To-do list
1 - Give the path of every YAML config file that the review notes on the embedding model settings address.
2 - Write what comes next in the review notes on the embedding model settings, starting after their last line.

Selection

== == ==

In `@tests/e2e/configs/run-rhaiis.yaml`:
- Around line 141-145: The embedding_model value in the vector_stores entry
erroneously repeats the organization prefix; update the embedding_model under
vector_stores (the entry with embedding_dimension: 768 and provider_id: faiss)
to use the correct model id "sentence-transformers/all-mpnet-base-v2" (remove
the duplicated "sentence-transformers/" prefix).
In `@tests/e2e/configs/run-rhelai.yaml`:
- Around line 141-145: The embedding_model value in the vector_stores block
contains a duplicated prefix
("sentence-transformers/sentence-transformers/all-mpnet-base-v2"); update the
embedding_model entry to the correct registered name
"sentence-transformers/all-mpnet-base-v2" so it matches other configs and the
model registry (update the embedding_model field in the vector_stores section).
In `@tests/e2e/configs/run-vertexai.yaml`:
- Around line 136-140: Embedding model path has a duplicated prefix; update the
embedding_model value in the vector_stores block (the embedding_model setting)
from "sentence-transformers/sentence-transformers/all-mpnet-base-v2" to the
correct single-prefixed form "sentence-transformers/all-mpnet-base-v2" so the
provider reads a valid model identifier.
In `@tests/e2e/configs/run-watsonx.yaml`:
- Around line 149-150: The embedding_model value in run-watsonx.yaml contains a
duplicated prefix ("sentence-transformers/sentence-transformers/..."); update
the embedding_model field to remove the extra segment so it reads
"sentence-transformers/all-mpnet-base-v2" (leave embedding_dimension as-is);
ensure the corrected key is applied to the embedding_model entry in this file to
match the other configs.
- Around line 148-153: The YAML contains a duplicate top-level key
"vector_stores" which causes the FAISS entry (embedding_model/all-mpnet-base-v2,
provider_id: faiss, vector_store_id: ${env.FAISS_VECTOR_STORE_ID}) to be
overwritten by the later "vector_stores: []"; remove the redundant
"vector_stores: []" entry so the FAISS vector store registration remains in
registered_resources.

== == ==

Data section
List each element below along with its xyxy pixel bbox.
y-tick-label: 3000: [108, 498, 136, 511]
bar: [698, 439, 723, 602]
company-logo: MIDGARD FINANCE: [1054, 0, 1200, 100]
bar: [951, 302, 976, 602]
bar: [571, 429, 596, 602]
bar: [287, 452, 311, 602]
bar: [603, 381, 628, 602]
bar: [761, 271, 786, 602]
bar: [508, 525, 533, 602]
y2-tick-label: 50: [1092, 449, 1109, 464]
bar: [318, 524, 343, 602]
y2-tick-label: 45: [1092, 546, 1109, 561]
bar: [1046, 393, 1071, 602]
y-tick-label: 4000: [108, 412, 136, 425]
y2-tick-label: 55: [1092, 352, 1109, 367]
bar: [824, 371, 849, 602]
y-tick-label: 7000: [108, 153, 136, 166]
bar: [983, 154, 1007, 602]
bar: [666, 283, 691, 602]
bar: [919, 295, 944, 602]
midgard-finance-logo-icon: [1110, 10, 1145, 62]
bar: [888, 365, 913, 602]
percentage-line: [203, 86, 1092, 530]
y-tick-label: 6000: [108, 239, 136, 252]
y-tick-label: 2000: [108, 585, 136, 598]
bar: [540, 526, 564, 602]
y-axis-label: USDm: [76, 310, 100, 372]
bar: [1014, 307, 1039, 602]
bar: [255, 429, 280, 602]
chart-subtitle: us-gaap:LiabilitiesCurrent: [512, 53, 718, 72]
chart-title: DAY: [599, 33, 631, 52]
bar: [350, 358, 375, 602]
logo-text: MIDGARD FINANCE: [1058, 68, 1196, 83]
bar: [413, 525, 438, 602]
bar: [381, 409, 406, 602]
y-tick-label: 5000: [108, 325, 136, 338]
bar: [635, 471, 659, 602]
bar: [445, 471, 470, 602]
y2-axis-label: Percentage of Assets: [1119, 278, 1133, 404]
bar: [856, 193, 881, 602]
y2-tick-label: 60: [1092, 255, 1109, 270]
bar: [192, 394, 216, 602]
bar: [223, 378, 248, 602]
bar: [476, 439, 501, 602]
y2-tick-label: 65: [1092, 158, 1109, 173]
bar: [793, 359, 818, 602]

== == ==

Answers in order
1 -
@tests/e2e/configs/run-rhaiis.yaml
@tests/e2e/configs/run-rhelai.yaml
@tests/e2e/configs/run-vertexai.yaml
@tests/e2e/configs/run-watsonx.yaml

2 -
In `@tests/e2e/features/environment.py`:
- Around line 86-87: context.faiss_vector_store_id is being set with os.getenv
which returns None if unset, causing replace_placeholders in utils.py (which
calls result.replace("{VECTOR_STORE_ID}", context.faiss_vector_store_id)) to
raise a TypeError; fix by initializing context.faiss_vector_store_id to an empty
string (or a safe default) when the environment variable is missing (e.g., use
os.getenv("FAISS_VECTOR_STORE_ID", "") or coalesce None -> ""), and ensure
replace_placeholders receives a str; update the assignment of
context.faiss_vector_store_id accordingly so all tests that call
replace_placeholders won’t crash.
---
Outside diff comments:
In `@tests/configuration/run.yaml`:
- Around line 97-103: The tests/configuration references a persistence backend
named "kv_rag" for the vector_io FAISS provider but storage.backends only
defines "kv_default" and "sql_default"; add a new backend entry named "kv_rag"
in the storage.backends section so the FAISS provider can resolve its
persistence backend (ensure the new backend's type and config match other kv
backends, e.g., similar to "kv_default", and update any relevant provider
mapping for provider_id: faiss and provider_type: inline::faiss).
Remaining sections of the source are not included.